== Task goal ==
Work through the data below line by line and say how many lines hold "very"; give only the number.
-- START --
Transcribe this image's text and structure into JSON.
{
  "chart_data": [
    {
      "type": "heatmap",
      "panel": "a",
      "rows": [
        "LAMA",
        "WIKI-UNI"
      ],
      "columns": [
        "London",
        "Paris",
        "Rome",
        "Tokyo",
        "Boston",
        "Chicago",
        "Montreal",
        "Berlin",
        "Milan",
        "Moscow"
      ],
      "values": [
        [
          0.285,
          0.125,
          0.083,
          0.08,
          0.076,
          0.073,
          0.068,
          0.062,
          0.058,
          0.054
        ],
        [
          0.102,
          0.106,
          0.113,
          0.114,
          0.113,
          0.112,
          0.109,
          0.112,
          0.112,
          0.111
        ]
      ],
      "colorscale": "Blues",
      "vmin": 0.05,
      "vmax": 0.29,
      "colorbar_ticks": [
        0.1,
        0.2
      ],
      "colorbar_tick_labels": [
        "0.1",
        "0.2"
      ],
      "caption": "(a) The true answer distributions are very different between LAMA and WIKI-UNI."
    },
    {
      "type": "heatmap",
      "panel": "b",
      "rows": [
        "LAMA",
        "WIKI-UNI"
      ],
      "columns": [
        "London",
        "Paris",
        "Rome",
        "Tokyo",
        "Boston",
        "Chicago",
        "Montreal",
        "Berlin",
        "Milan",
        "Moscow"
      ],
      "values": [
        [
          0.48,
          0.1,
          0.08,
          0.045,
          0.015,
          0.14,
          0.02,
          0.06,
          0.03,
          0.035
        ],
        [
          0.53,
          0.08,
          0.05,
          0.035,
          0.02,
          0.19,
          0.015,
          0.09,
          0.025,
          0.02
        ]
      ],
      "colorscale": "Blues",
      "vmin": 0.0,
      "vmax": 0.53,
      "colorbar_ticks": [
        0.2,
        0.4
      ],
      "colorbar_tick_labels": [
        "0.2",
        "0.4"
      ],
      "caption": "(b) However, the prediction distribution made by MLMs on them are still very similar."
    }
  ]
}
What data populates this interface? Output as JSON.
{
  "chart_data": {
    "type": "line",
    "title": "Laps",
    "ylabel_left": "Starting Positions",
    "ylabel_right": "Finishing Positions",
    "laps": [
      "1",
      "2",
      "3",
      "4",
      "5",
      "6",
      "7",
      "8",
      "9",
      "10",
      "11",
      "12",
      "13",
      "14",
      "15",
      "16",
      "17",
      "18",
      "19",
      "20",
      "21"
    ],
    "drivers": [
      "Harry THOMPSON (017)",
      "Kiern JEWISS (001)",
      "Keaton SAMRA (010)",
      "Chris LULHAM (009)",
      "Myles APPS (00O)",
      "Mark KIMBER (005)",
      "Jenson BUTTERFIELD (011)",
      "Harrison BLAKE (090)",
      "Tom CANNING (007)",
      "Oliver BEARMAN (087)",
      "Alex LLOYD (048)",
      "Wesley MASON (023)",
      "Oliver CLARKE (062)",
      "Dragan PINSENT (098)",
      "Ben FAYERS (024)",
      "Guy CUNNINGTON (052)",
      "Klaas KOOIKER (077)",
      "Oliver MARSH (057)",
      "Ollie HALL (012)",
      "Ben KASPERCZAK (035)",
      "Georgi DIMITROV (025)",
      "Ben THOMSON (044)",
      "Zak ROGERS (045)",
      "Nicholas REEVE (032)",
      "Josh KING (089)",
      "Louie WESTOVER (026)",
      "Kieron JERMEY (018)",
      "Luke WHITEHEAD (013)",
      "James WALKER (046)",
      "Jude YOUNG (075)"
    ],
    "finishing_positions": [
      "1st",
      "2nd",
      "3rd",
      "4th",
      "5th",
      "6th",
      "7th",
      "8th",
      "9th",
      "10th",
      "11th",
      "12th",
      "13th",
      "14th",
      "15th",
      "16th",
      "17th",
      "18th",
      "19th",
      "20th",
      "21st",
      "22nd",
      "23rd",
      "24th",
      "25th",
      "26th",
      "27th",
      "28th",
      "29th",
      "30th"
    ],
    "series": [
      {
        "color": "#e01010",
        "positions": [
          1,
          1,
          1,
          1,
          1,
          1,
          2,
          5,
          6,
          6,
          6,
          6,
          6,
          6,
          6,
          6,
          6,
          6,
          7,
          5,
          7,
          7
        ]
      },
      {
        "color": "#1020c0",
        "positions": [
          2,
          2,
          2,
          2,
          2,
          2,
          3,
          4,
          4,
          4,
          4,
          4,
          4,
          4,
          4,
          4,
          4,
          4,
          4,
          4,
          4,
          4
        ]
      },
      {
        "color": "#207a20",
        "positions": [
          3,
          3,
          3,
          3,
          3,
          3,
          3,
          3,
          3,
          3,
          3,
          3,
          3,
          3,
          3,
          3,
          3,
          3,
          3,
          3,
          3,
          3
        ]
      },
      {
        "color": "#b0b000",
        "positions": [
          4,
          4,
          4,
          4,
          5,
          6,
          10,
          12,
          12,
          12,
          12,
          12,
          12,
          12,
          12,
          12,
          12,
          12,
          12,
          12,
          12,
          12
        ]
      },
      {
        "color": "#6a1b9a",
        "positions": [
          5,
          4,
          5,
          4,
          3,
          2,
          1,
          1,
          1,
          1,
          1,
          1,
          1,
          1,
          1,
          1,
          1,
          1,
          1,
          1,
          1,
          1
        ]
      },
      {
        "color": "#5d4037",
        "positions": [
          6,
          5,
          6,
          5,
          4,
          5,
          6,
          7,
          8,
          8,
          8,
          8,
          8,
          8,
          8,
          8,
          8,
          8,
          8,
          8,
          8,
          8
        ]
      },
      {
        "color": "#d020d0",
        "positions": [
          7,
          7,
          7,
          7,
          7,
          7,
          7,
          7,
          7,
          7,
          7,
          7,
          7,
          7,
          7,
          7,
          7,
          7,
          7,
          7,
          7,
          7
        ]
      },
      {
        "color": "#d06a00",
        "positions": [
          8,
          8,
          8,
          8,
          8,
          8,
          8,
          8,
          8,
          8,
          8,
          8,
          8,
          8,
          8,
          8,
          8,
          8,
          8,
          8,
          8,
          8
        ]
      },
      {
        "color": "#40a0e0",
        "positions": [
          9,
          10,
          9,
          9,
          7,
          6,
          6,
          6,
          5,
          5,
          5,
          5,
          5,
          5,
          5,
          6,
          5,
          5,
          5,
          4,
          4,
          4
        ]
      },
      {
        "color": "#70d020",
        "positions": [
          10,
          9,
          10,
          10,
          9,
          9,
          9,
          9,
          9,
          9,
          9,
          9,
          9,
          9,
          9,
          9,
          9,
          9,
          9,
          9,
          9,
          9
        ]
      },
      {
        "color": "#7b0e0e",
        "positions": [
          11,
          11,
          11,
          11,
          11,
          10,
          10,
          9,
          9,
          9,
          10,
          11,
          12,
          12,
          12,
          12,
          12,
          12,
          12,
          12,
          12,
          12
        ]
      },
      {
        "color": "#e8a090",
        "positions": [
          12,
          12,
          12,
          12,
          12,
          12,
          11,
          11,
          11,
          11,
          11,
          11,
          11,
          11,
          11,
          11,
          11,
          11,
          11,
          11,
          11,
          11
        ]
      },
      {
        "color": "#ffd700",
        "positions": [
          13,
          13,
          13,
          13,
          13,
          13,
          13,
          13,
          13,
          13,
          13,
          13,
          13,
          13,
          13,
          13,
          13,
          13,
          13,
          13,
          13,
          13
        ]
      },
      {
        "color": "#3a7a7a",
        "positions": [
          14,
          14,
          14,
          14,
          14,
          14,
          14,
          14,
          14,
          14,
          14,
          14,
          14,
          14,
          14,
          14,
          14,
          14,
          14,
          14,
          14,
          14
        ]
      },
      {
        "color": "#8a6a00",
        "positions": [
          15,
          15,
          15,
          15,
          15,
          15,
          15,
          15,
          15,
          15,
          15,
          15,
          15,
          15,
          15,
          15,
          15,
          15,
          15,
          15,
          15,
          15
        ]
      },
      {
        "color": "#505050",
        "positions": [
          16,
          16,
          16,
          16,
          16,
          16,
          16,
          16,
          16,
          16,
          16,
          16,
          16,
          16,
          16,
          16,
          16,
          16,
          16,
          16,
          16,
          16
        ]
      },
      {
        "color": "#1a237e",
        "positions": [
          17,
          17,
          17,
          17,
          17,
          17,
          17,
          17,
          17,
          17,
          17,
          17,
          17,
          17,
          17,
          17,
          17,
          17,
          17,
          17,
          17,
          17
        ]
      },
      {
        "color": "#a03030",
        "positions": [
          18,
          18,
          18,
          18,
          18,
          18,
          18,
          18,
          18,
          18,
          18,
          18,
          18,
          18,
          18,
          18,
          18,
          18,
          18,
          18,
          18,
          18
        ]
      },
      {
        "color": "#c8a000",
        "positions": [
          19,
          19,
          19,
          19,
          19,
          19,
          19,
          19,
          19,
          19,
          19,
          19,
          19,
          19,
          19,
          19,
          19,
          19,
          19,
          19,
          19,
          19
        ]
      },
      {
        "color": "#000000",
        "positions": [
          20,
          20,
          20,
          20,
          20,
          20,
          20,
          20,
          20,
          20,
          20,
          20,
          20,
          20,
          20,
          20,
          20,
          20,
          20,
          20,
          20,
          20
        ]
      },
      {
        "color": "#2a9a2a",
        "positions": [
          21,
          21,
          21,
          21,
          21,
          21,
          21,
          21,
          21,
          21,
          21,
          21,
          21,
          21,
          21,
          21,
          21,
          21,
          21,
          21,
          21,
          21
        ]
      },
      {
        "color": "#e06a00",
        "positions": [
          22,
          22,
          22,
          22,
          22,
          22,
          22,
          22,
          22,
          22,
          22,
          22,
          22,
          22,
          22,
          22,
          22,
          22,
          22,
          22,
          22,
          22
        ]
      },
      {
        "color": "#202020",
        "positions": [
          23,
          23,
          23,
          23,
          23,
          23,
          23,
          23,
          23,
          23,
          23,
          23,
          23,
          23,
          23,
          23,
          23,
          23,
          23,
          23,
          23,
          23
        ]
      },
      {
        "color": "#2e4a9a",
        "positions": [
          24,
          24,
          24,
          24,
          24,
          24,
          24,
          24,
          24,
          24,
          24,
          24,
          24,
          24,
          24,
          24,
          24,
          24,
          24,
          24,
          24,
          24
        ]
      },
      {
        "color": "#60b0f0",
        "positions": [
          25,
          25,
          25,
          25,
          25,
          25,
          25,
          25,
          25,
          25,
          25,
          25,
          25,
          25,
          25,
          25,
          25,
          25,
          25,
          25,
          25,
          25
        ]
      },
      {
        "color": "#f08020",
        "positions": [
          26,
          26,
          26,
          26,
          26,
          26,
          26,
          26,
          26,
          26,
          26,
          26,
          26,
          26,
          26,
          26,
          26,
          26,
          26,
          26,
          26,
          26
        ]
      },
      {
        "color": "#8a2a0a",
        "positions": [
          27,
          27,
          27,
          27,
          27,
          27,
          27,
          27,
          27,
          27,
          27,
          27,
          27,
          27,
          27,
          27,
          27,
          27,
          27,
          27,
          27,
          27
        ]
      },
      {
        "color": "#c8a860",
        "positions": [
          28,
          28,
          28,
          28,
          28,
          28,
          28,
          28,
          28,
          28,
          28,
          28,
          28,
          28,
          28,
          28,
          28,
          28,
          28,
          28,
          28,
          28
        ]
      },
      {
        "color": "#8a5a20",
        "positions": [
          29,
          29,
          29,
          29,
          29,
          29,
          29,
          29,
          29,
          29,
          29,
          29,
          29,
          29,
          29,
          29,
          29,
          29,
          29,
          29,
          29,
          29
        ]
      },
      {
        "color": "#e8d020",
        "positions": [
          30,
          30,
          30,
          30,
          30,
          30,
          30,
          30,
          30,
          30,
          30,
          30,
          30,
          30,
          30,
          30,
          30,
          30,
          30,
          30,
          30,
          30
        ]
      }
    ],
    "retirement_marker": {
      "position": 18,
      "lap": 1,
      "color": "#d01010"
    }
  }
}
-- END --
== Worked answer ==
2